Dataset excerpts:
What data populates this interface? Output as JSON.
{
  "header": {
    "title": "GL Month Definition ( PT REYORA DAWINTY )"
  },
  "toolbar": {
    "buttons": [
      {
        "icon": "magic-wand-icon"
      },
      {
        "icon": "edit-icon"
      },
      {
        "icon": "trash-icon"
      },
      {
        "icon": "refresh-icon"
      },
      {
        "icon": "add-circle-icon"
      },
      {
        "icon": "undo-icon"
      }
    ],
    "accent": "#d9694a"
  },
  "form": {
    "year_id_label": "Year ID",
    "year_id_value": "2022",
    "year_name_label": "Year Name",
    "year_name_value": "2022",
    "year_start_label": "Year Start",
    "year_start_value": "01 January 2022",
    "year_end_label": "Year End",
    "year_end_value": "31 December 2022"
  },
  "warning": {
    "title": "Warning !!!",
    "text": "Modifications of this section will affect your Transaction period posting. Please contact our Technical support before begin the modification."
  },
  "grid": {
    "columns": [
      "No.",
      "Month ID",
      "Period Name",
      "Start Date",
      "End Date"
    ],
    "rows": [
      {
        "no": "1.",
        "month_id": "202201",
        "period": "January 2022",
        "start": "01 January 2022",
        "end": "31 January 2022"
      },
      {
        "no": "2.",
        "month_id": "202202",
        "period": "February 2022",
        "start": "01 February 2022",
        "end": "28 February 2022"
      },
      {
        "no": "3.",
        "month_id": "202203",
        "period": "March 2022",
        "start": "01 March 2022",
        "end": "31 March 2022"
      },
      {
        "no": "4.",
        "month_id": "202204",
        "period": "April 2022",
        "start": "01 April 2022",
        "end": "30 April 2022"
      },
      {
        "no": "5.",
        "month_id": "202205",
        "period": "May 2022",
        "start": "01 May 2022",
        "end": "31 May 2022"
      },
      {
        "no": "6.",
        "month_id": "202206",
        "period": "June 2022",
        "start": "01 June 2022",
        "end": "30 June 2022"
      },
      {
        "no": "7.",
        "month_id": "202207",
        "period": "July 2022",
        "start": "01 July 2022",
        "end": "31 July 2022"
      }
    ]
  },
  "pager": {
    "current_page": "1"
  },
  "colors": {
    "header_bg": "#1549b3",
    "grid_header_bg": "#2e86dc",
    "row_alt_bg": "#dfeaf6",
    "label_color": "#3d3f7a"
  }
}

**GIVEN EXERCISE**
Gather all lines from the records above in which "this" appears.

**EXERCISE ANSWER**
What data populates this interface? Output as JSON.
    "text": "Modifications of this section will affect your Transaction period posting. Please contact our Technical support before begin the modification."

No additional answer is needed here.